-- START OF STORED ROWS --

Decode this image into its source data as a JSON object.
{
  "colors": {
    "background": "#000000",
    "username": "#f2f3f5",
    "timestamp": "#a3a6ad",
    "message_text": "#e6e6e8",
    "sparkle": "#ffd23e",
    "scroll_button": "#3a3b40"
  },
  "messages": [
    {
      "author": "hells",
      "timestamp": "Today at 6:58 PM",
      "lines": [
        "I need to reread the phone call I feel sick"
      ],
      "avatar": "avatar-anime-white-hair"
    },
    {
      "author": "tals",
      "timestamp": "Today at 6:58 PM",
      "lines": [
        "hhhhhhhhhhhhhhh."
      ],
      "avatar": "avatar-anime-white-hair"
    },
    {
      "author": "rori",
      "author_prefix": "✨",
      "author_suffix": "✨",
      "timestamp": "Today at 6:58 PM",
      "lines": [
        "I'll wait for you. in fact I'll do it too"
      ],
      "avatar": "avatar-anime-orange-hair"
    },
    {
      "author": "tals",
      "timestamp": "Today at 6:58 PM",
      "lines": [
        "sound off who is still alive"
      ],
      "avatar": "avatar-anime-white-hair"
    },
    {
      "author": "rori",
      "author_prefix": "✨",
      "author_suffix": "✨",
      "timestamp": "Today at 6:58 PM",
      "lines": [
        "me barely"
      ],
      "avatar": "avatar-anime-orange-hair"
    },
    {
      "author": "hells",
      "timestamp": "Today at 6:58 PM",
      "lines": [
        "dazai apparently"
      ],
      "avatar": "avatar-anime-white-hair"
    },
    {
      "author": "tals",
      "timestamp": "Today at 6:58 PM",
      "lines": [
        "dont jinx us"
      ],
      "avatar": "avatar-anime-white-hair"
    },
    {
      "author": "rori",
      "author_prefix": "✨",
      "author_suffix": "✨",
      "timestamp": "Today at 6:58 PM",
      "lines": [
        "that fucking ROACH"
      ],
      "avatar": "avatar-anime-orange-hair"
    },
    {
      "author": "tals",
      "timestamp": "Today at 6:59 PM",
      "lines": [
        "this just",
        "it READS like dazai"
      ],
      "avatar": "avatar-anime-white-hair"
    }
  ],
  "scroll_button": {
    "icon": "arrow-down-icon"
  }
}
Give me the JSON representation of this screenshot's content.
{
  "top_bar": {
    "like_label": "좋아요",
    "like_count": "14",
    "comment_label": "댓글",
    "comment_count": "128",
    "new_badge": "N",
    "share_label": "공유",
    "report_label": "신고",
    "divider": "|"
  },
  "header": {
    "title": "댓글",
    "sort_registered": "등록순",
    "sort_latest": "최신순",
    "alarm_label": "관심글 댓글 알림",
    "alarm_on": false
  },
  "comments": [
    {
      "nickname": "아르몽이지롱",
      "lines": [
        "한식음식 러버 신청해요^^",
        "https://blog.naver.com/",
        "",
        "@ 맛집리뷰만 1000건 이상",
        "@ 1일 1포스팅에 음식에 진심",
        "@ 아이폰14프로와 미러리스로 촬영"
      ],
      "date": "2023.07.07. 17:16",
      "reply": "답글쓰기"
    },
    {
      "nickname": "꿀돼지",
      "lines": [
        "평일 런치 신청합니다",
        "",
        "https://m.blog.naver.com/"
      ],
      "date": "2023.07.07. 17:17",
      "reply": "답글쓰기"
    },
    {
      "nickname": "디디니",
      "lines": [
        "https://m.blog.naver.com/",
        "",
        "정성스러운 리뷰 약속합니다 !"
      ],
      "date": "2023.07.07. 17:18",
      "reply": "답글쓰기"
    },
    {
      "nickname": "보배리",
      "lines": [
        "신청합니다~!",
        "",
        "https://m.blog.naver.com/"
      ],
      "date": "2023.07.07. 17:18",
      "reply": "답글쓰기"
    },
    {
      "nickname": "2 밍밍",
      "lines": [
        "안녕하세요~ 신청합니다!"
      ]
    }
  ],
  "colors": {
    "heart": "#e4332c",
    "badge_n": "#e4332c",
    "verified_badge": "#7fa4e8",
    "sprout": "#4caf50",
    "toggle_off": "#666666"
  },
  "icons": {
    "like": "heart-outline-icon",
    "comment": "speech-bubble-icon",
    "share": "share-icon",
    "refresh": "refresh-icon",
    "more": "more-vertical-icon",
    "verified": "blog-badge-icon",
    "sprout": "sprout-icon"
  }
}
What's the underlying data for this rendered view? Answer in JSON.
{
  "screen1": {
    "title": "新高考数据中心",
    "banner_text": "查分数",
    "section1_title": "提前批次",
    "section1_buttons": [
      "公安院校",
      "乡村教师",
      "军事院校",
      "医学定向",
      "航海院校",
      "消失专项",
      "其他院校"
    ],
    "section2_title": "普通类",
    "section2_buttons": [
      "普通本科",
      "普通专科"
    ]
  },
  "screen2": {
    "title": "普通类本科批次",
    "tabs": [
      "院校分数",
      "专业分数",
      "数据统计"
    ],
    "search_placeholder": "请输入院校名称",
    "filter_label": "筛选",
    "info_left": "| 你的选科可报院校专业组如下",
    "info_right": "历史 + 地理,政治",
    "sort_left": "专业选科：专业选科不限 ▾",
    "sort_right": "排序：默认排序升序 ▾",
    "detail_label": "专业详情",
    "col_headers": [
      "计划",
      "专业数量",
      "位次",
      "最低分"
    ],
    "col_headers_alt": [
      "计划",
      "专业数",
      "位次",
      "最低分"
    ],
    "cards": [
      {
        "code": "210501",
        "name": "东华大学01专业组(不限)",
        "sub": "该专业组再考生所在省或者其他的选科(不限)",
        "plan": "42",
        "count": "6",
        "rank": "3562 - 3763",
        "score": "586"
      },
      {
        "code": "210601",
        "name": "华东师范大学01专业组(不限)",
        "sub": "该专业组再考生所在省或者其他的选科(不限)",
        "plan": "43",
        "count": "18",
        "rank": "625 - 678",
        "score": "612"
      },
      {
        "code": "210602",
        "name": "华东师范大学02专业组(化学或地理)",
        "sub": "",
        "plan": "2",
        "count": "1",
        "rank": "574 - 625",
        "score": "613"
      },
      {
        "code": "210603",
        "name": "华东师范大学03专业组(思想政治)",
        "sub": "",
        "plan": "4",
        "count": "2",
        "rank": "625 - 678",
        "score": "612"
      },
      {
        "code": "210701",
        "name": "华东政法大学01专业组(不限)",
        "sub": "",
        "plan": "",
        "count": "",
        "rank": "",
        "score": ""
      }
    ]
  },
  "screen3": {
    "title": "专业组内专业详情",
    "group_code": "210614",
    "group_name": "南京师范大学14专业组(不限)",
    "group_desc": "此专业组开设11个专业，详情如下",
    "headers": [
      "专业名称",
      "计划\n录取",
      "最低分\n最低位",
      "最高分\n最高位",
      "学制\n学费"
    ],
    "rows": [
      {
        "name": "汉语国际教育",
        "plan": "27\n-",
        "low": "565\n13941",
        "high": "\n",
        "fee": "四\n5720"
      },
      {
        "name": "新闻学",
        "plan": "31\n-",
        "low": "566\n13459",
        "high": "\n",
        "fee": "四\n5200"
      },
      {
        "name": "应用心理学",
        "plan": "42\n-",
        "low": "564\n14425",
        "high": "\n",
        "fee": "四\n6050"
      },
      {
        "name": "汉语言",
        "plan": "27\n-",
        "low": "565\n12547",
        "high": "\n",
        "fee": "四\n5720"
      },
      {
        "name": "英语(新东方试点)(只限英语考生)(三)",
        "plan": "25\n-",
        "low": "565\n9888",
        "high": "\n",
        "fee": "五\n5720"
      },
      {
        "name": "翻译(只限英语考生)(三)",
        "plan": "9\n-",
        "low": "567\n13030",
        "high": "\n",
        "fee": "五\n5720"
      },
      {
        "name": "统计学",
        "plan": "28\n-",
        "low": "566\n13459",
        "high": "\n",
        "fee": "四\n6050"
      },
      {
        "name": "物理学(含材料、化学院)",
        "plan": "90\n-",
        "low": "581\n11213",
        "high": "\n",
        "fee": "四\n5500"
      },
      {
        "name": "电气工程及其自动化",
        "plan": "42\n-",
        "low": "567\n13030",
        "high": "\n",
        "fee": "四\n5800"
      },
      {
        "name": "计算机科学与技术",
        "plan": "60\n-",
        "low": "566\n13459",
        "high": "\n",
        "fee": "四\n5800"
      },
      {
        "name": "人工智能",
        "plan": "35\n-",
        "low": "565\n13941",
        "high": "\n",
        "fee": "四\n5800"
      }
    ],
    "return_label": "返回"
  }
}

-- END OF STORED ROWS --

EXERCISE GOAL: Read through the entries and copy each line in which "data" appears.

SOLUTION TO THIS PROBLEM:
Decode this image into its source data as a JSON object.
What's the underlying data for this rendered view? Answer in JSON.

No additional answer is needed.